# [Problem details]
Every entry below must appear again, exactly as written.

# [Input material]
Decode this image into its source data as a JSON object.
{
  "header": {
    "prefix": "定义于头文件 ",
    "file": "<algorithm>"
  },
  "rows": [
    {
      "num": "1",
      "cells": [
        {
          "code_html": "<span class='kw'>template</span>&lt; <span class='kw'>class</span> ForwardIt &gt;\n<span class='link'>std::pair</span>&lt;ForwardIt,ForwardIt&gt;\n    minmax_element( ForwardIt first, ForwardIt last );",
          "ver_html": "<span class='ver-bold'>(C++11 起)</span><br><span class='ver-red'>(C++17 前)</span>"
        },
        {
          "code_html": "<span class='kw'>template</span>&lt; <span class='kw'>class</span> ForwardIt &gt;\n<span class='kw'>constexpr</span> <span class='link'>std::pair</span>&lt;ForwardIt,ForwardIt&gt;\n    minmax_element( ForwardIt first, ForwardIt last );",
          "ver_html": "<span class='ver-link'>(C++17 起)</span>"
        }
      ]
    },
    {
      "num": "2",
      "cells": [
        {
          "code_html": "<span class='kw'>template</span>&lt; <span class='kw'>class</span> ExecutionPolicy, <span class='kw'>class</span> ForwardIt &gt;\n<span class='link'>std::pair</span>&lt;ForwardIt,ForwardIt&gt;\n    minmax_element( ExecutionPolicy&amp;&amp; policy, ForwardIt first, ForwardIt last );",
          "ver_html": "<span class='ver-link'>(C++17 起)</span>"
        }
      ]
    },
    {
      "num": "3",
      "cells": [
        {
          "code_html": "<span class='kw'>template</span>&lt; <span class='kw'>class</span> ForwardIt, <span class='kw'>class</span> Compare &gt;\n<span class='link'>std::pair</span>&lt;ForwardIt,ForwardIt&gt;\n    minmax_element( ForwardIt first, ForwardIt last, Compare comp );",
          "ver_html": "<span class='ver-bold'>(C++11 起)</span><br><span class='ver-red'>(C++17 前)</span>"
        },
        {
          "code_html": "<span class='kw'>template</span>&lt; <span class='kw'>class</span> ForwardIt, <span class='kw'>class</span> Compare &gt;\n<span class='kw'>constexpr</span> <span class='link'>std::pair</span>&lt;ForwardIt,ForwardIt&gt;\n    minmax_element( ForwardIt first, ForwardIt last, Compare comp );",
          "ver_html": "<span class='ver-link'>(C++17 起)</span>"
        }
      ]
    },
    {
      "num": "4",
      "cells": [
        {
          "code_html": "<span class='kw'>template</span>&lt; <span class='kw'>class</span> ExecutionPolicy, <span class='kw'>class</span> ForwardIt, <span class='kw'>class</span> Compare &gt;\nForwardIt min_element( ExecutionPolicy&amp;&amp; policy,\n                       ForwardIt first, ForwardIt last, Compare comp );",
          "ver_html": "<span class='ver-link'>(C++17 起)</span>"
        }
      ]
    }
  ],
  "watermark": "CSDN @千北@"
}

# [Response to this task]
Decode this image into its source data as a JSON object.
{
  "header": {
    "prefix": "定义于头文件 ",
    "file": "<algorithm>"
  },
  "rows": [
    {
      "num": "1",
      "cells": [
        {
          "code_html": "<span class='kw'>template</span>&lt; <span class='kw'>class</span> ForwardIt &gt;\n<span class='link'>std::pair</span>&lt;ForwardIt,ForwardIt&gt;\n    minmax_element( ForwardIt first, ForwardIt last );",
          "ver_html": "<span class='ver-bold'>(C++11 起)</span><br><span class='ver-red'>(C++17 前)</span>"
        },
        {
          "code_html": "<span class='kw'>template</span>&lt; <span class='kw'>class</span> ForwardIt &gt;\n<span class='kw'>constexpr</span> <span class='link'>std::pair</span>&lt;ForwardIt,ForwardIt&gt;\n    minmax_element( ForwardIt first, ForwardIt last );",
          "ver_html": "<span class='ver-link'>(C++17 起)</span>"
        }
      ]
    },
    {
      "num": "2",
      "cells": [
        {
          "code_html": "<span class='kw'>template</span>&lt; <span class='kw'>class</span> ExecutionPolicy, <span class='kw'>class</span> ForwardIt &gt;\n<span class='link'>std::pair</span>&lt;ForwardIt,ForwardIt&gt;\n    minmax_element( ExecutionPolicy&amp;&amp; policy, ForwardIt first, ForwardIt last );",
          "ver_html": "<span class='ver-link'>(C++17 起)</span>"
        }
      ]
    },
    {
      "num": "3",
      "cells": [
        {
          "code_html": "<span class='kw'>template</span>&lt; <span class='kw'>class</span> ForwardIt, <span class='kw'>class</span> Compare &gt;\n<span class='link'>std::pair</span>&lt;ForwardIt,ForwardIt&gt;\n    minmax_element( ForwardIt first, ForwardIt last, Compare comp );",
          "ver_html": "<span class='ver-bold'>(C++11 起)</span><br><span class='ver-red'>(C++17 前)</span>"
        },
        {
          "code_html": "<span class='kw'>template</span>&lt; <span class='kw'>class</span> ForwardIt, <span class='kw'>class</span> Compare &gt;\n<span class='kw'>constexpr</span> <span class='link'>std::pair</span>&lt;ForwardIt,ForwardIt&gt;\n    minmax_element( ForwardIt first, ForwardIt last, Compare comp );",
          "ver_html": "<span class='ver-link'>(C++17 起)</span>"
        }
      ]
    },
    {
      "num": "4",
      "cells": [
        {
          "code_html": "<span class='kw'>template</span>&lt; <span class='kw'>class</span> ExecutionPolicy, <span class='kw'>class</span> ForwardIt, <span class='kw'>class</span> Compare &gt;\nForwardIt min_element( ExecutionPolicy&amp;&amp; policy,\n                       ForwardIt first, ForwardIt last, Compare comp );",
          "ver_html": "<span class='ver-link'>(C++17 起)</span>"
        }
      ]
    }
  ],
  "watermark": "CSDN @千北@"
}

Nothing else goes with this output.